Records that describe figures »
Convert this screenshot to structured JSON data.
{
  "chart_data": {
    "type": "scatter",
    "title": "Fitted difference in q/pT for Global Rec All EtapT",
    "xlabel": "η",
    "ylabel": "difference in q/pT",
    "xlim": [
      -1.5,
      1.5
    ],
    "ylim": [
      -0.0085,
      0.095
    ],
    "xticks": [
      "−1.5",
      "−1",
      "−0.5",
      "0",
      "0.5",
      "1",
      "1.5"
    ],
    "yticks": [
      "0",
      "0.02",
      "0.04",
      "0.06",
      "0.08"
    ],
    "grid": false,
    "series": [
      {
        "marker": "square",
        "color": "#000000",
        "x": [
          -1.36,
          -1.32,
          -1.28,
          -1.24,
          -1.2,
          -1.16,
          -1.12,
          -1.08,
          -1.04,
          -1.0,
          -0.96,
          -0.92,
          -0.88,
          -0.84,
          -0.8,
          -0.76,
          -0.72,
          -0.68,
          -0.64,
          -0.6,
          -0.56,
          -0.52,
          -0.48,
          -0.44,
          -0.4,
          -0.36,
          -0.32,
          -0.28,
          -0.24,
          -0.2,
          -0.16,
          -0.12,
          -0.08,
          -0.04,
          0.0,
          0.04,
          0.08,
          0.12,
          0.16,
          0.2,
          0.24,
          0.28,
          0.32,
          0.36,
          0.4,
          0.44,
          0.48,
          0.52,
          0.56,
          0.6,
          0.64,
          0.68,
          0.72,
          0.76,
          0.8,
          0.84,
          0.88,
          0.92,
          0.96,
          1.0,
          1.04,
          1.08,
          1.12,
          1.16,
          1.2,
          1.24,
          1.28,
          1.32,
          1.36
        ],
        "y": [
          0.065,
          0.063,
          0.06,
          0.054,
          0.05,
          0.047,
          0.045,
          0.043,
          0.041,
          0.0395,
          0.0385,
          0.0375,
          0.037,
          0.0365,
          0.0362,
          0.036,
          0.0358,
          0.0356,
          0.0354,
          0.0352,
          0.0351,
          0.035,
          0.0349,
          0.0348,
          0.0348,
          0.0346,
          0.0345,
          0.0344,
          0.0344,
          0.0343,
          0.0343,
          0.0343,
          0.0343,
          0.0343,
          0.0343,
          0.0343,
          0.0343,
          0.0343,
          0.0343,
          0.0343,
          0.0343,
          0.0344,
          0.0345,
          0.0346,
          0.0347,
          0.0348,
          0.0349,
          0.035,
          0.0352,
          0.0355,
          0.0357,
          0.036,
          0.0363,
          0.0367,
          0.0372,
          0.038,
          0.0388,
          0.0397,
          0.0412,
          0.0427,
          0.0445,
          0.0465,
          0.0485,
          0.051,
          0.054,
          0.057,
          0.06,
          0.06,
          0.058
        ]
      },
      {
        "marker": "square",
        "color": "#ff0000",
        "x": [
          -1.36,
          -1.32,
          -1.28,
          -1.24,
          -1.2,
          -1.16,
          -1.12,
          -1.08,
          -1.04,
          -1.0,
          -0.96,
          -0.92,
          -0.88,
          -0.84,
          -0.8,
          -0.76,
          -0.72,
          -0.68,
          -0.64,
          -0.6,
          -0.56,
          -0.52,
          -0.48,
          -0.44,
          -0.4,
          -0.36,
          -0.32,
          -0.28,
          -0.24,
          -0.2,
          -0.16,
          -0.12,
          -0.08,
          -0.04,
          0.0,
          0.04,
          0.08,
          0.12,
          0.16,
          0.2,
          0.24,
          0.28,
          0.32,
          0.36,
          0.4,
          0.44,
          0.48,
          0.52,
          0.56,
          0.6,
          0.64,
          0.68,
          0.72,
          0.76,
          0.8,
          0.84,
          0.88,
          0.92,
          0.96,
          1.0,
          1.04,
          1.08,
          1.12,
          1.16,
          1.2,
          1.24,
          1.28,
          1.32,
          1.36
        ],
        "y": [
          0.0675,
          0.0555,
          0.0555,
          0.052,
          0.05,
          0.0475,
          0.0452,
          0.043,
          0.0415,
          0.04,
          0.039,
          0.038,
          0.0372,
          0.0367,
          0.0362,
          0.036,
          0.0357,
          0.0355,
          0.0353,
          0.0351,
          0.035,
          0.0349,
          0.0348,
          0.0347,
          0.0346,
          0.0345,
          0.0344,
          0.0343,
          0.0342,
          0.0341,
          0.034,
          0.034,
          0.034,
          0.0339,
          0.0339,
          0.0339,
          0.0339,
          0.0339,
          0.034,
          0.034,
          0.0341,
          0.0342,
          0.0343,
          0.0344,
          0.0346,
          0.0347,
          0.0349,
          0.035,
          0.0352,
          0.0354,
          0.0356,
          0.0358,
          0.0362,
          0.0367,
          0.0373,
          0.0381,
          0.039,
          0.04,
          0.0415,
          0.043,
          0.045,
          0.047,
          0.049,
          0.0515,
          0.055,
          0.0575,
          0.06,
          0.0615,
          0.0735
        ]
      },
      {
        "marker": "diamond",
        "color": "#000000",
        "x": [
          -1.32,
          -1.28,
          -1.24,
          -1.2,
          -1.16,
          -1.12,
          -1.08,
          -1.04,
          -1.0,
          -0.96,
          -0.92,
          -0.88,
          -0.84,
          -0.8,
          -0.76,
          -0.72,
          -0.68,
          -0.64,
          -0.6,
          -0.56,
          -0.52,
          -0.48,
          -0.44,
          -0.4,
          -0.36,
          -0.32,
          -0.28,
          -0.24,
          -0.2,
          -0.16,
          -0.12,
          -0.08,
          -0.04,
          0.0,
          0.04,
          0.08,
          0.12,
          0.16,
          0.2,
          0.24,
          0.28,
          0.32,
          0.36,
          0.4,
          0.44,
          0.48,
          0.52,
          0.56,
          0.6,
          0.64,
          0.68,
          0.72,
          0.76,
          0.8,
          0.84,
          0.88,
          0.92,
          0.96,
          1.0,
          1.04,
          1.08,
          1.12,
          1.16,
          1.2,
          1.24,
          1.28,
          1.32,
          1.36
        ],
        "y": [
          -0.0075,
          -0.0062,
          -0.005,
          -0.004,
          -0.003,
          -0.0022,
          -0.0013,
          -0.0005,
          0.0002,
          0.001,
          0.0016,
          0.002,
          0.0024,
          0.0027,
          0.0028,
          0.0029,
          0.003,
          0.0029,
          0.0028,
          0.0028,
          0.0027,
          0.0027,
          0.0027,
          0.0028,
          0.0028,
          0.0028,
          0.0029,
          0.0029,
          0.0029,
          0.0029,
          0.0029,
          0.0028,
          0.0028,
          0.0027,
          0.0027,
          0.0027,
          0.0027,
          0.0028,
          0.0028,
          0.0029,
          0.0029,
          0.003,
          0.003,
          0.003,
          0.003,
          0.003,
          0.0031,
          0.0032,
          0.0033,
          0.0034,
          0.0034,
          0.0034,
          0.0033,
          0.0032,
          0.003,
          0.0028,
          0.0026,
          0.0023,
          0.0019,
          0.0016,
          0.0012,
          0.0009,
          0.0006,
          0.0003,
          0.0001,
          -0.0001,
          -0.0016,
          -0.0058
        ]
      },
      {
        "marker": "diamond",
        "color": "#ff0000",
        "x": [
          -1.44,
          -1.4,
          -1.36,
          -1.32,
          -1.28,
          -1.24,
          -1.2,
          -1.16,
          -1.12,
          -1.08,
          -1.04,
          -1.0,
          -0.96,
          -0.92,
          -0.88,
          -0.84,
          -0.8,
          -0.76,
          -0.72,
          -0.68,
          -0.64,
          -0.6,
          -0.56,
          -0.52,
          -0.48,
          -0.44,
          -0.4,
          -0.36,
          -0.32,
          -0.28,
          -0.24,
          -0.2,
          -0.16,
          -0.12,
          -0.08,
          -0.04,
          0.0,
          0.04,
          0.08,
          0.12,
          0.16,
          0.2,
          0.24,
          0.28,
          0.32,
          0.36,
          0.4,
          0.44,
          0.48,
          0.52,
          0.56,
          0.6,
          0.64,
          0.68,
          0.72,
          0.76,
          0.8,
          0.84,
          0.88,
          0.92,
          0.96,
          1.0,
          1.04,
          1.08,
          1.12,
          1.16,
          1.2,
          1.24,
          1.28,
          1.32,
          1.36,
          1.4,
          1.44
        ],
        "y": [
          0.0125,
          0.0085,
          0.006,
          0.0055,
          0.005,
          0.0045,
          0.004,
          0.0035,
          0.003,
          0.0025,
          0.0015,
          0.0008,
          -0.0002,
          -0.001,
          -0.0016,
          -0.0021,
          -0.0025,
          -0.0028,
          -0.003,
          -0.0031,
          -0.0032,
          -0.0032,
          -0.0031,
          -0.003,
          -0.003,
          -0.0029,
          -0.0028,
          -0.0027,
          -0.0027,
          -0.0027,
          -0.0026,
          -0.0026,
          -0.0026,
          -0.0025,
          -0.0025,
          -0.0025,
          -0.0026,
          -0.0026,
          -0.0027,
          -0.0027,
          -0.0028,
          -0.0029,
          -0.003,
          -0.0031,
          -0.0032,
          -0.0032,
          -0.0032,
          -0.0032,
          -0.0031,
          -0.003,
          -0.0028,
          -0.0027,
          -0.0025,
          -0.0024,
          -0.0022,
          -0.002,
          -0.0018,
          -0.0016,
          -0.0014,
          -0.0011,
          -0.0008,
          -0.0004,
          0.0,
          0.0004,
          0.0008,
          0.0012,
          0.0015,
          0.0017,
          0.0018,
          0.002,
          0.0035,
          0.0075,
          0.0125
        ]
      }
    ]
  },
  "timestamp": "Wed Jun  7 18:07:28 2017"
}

Description of the task » Show the lines where the word "difference" appears in the entries.

Task response »
    "title": "Fitted difference in q/pT for Global Rec All EtapT",
    "ylabel": "difference in q/pT",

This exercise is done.